[Excerpts from a figure dataset]
_____

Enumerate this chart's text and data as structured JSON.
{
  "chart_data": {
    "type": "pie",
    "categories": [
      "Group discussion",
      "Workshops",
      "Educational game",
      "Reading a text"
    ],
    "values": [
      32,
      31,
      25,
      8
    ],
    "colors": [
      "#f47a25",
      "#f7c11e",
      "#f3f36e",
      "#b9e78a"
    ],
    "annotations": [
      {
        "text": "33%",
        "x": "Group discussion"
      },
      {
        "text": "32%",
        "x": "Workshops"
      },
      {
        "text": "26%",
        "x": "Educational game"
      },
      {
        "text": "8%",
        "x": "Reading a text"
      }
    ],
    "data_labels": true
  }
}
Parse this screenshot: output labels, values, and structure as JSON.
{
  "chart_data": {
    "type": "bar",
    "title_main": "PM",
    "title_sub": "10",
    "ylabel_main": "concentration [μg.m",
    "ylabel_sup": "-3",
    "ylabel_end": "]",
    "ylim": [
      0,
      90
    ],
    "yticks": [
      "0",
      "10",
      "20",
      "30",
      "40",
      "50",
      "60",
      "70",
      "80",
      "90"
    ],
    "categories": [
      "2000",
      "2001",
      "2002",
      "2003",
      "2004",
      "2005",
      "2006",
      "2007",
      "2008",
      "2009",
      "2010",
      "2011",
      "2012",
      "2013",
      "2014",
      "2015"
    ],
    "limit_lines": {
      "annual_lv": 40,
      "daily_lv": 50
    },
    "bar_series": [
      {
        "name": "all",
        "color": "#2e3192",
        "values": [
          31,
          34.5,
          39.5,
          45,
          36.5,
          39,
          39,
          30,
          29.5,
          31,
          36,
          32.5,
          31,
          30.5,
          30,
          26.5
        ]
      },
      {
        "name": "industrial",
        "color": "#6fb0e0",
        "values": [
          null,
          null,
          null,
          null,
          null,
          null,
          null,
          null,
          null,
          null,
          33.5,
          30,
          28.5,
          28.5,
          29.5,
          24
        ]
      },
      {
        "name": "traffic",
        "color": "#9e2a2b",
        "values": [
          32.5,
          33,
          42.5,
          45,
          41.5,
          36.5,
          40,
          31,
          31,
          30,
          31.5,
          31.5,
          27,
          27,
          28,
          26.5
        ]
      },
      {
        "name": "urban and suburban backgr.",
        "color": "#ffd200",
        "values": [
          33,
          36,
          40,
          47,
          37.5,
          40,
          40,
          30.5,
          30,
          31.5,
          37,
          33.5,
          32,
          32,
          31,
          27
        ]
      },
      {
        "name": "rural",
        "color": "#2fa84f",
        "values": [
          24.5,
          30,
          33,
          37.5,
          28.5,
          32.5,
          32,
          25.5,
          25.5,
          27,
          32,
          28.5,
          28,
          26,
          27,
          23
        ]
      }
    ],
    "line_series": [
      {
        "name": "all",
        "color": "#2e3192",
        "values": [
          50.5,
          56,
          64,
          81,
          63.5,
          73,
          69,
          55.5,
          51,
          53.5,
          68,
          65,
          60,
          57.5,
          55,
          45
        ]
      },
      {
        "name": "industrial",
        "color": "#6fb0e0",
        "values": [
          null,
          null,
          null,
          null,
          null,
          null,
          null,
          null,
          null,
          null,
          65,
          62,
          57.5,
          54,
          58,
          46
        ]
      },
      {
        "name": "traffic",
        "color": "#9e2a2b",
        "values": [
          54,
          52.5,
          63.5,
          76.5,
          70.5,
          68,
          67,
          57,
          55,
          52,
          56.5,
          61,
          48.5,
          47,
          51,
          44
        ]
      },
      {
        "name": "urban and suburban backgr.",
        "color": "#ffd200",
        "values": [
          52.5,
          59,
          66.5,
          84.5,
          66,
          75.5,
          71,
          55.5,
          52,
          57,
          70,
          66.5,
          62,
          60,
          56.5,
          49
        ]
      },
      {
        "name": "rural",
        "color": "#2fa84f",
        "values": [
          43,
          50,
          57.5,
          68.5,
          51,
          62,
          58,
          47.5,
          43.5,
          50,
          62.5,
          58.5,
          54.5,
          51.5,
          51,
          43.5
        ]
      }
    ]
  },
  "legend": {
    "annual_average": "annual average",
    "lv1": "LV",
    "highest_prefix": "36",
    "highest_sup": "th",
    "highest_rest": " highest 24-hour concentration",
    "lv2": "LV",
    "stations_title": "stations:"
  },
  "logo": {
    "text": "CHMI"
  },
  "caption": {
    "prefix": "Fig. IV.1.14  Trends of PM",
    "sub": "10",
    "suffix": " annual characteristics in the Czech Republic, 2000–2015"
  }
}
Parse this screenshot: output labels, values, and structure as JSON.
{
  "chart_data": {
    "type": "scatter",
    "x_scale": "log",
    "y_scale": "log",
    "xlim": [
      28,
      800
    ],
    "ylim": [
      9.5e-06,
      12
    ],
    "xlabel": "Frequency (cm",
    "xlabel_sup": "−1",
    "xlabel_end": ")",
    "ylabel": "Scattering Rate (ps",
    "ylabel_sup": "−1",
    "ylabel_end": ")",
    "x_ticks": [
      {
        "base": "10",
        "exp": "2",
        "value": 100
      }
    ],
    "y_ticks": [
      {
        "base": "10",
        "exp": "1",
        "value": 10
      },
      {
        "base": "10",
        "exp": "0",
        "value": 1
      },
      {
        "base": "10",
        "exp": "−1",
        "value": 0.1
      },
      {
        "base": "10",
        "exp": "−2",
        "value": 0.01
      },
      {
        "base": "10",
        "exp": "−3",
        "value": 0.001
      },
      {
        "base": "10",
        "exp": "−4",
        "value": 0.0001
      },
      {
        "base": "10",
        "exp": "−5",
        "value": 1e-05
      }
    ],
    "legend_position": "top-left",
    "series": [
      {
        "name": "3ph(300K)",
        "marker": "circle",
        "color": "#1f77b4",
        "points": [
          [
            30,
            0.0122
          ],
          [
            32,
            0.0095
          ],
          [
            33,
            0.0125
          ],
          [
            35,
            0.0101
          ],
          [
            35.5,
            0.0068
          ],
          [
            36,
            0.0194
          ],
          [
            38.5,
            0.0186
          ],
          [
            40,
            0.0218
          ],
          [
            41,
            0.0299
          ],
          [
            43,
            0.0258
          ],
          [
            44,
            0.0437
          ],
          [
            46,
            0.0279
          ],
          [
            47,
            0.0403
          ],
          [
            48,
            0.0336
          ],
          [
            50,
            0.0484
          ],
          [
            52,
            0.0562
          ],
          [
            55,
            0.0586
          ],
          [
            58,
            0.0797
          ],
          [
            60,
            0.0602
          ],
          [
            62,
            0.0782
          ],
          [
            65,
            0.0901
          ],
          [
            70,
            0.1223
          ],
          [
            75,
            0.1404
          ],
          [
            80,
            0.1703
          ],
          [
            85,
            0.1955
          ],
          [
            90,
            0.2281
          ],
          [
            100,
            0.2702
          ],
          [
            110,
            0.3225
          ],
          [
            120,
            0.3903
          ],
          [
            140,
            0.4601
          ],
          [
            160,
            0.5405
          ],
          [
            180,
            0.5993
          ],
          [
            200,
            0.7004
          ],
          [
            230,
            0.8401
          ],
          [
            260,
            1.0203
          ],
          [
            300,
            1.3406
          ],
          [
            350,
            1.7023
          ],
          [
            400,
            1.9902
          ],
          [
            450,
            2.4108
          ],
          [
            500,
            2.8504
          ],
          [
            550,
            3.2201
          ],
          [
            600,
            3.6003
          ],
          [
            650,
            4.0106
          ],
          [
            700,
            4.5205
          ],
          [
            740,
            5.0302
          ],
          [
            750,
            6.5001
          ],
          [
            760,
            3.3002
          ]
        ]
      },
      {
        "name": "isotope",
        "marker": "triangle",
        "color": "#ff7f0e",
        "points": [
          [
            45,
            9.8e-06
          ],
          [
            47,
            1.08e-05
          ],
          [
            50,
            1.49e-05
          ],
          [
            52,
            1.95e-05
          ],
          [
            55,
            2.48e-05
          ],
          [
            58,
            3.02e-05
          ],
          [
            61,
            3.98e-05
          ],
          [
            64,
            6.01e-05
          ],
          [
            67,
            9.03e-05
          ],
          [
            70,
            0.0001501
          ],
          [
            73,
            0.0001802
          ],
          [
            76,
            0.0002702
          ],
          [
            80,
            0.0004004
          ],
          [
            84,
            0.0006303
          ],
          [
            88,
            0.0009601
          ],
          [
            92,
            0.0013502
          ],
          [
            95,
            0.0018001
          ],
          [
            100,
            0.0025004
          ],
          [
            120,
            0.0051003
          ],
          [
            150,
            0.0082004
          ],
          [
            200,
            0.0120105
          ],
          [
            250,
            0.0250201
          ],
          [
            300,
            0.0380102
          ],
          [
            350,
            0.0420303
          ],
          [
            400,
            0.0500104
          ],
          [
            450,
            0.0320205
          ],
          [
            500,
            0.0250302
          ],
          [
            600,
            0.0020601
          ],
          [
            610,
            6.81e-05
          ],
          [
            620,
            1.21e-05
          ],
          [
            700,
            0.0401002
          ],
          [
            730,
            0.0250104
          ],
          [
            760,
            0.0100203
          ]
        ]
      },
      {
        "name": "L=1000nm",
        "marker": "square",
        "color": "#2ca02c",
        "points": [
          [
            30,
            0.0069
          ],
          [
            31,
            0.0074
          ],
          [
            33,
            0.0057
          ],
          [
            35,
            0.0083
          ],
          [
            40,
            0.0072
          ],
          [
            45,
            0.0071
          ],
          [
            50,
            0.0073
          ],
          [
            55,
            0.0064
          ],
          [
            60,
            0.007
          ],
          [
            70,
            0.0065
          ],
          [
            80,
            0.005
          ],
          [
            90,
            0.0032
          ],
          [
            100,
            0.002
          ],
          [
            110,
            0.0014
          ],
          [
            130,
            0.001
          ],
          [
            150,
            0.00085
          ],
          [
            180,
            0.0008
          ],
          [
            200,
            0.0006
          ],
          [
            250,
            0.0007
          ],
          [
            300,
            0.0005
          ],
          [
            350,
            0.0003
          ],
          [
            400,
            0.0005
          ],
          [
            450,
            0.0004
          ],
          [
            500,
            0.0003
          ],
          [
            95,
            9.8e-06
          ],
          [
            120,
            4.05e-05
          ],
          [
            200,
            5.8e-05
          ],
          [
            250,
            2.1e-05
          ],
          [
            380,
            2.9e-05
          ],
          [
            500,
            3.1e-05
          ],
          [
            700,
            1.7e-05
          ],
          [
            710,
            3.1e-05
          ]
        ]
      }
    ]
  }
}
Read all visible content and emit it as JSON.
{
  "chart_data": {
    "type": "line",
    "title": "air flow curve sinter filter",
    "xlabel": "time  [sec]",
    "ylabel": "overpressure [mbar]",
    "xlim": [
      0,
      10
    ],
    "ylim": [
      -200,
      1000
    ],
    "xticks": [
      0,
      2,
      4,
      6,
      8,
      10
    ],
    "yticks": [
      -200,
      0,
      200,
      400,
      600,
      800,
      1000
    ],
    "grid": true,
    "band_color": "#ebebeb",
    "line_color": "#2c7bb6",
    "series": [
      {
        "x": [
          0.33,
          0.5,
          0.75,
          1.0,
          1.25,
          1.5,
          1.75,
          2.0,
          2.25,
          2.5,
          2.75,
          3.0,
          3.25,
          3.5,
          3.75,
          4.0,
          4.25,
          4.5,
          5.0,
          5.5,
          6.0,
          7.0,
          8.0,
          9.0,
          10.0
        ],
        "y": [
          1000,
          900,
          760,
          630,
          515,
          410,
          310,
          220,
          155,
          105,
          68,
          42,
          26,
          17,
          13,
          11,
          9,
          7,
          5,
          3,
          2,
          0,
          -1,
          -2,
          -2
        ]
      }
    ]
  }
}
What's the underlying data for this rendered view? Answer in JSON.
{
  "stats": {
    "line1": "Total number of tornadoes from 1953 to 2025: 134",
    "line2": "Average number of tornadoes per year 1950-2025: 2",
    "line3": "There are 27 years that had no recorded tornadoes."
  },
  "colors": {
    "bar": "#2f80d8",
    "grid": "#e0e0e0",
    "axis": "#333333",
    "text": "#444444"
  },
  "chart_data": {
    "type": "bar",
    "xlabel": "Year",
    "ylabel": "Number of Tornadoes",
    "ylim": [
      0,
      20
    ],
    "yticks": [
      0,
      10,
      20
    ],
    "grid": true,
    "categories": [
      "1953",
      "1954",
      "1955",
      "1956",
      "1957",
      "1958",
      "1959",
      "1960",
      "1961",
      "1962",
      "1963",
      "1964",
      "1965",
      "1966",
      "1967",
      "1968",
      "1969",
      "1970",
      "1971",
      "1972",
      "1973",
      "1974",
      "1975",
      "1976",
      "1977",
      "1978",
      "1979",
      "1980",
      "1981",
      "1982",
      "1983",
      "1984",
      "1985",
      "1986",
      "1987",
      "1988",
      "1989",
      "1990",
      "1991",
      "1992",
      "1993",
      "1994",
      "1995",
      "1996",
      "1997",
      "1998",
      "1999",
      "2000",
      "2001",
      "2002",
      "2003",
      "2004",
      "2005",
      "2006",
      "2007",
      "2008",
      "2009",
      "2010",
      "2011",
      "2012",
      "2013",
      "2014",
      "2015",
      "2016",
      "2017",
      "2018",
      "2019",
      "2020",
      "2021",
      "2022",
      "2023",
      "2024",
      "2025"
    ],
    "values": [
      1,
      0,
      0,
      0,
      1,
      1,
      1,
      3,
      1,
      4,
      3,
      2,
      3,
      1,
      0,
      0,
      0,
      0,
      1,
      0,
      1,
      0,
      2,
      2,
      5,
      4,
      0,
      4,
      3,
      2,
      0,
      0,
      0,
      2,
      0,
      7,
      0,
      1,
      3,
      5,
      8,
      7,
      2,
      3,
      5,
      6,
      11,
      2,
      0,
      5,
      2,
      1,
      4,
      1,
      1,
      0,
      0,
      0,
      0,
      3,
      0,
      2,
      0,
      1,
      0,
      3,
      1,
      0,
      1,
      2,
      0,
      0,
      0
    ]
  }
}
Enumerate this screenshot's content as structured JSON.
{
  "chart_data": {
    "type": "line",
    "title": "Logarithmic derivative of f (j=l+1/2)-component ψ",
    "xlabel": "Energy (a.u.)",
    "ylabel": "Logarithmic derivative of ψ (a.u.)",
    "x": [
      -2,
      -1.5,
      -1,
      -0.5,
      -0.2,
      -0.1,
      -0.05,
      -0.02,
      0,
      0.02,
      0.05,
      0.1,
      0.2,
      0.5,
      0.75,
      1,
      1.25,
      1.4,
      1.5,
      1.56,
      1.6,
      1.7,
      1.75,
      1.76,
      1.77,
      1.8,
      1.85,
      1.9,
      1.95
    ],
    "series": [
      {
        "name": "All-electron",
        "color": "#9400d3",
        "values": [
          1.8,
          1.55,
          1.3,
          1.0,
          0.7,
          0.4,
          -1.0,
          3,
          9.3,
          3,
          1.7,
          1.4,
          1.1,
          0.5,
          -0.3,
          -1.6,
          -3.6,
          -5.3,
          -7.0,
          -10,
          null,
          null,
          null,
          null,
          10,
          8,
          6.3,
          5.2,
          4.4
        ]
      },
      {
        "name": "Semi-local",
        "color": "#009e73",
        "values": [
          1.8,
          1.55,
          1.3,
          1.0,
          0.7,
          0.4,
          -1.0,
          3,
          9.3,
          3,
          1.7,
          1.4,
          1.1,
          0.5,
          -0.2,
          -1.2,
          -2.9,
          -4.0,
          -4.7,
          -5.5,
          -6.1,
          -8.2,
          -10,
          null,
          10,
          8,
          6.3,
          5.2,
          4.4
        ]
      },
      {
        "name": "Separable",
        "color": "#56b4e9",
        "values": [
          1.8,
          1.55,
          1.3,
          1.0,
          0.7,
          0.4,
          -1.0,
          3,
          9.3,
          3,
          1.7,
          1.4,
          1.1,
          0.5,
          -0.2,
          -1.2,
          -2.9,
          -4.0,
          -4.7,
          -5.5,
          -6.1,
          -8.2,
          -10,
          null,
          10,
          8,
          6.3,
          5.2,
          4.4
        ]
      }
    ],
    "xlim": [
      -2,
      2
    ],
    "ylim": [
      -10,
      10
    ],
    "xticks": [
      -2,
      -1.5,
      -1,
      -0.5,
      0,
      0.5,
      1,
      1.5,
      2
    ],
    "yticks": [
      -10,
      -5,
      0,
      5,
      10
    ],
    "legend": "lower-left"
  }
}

_____

*WHAT TO DO*.
Identify the lines above with the word "Group". Copy them.

*OUTPUT FOR THIS EXERCISE*.
      "Group discussion",
        "x": "Group discussion"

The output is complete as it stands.